===== DATASET ROWS =====

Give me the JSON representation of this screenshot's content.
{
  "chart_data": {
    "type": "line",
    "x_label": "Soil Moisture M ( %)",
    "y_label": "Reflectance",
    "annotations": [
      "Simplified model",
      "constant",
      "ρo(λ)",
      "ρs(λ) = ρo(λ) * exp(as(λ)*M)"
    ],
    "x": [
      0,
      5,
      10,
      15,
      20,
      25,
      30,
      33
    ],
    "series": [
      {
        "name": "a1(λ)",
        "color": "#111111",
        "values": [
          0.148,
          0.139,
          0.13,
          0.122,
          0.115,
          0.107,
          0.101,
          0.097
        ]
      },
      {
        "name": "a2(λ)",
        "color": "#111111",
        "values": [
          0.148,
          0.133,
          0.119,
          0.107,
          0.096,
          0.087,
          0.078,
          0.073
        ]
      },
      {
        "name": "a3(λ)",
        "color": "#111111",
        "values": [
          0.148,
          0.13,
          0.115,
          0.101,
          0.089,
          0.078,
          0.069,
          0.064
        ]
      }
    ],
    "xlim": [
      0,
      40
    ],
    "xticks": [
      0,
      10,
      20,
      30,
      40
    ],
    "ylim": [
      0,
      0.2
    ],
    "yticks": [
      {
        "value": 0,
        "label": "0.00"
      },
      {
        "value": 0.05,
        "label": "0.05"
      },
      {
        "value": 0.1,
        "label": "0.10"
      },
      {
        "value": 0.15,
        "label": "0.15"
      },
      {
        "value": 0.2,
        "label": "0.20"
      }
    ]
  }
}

=====

→ **WHAT YOU WILL DO**: Quote all of the entries exactly as they appear.

→ **SOLUTION FOR THIS TASK**:
Give me the JSON representation of this screenshot's content.
{
  "chart_data": {
    "type": "line",
    "x_label": "Soil Moisture M ( %)",
    "y_label": "Reflectance",
    "annotations": [
      "Simplified model",
      "constant",
      "ρo(λ)",
      "ρs(λ) = ρo(λ) * exp(as(λ)*M)"
    ],
    "x": [
      0,
      5,
      10,
      15,
      20,
      25,
      30,
      33
    ],
    "series": [
      {
        "name": "a1(λ)",
        "color": "#111111",
        "values": [
          0.148,
          0.139,
          0.13,
          0.122,
          0.115,
          0.107,
          0.101,
          0.097
        ]
      },
      {
        "name": "a2(λ)",
        "color": "#111111",
        "values": [
          0.148,
          0.133,
          0.119,
          0.107,
          0.096,
          0.087,
          0.078,
          0.073
        ]
      },
      {
        "name": "a3(λ)",
        "color": "#111111",
        "values": [
          0.148,
          0.13,
          0.115,
          0.101,
          0.089,
          0.078,
          0.069,
          0.064
        ]
      }
    ],
    "xlim": [
      0,
      40
    ],
    "xticks": [
      0,
      10,
      20,
      30,
      40
    ],
    "ylim": [
      0,
      0.2
    ],
    "yticks": [
      {
        "value": 0,
        "label": "0.00"
      },
      {
        "value": 0.05,
        "label": "0.05"
      },
      {
        "value": 0.1,
        "label": "0.10"
      },
      {
        "value": 0.15,
        "label": "0.15"
      },
      {
        "value": 0.2,
        "label": "0.20"
      }
    ]
  }
}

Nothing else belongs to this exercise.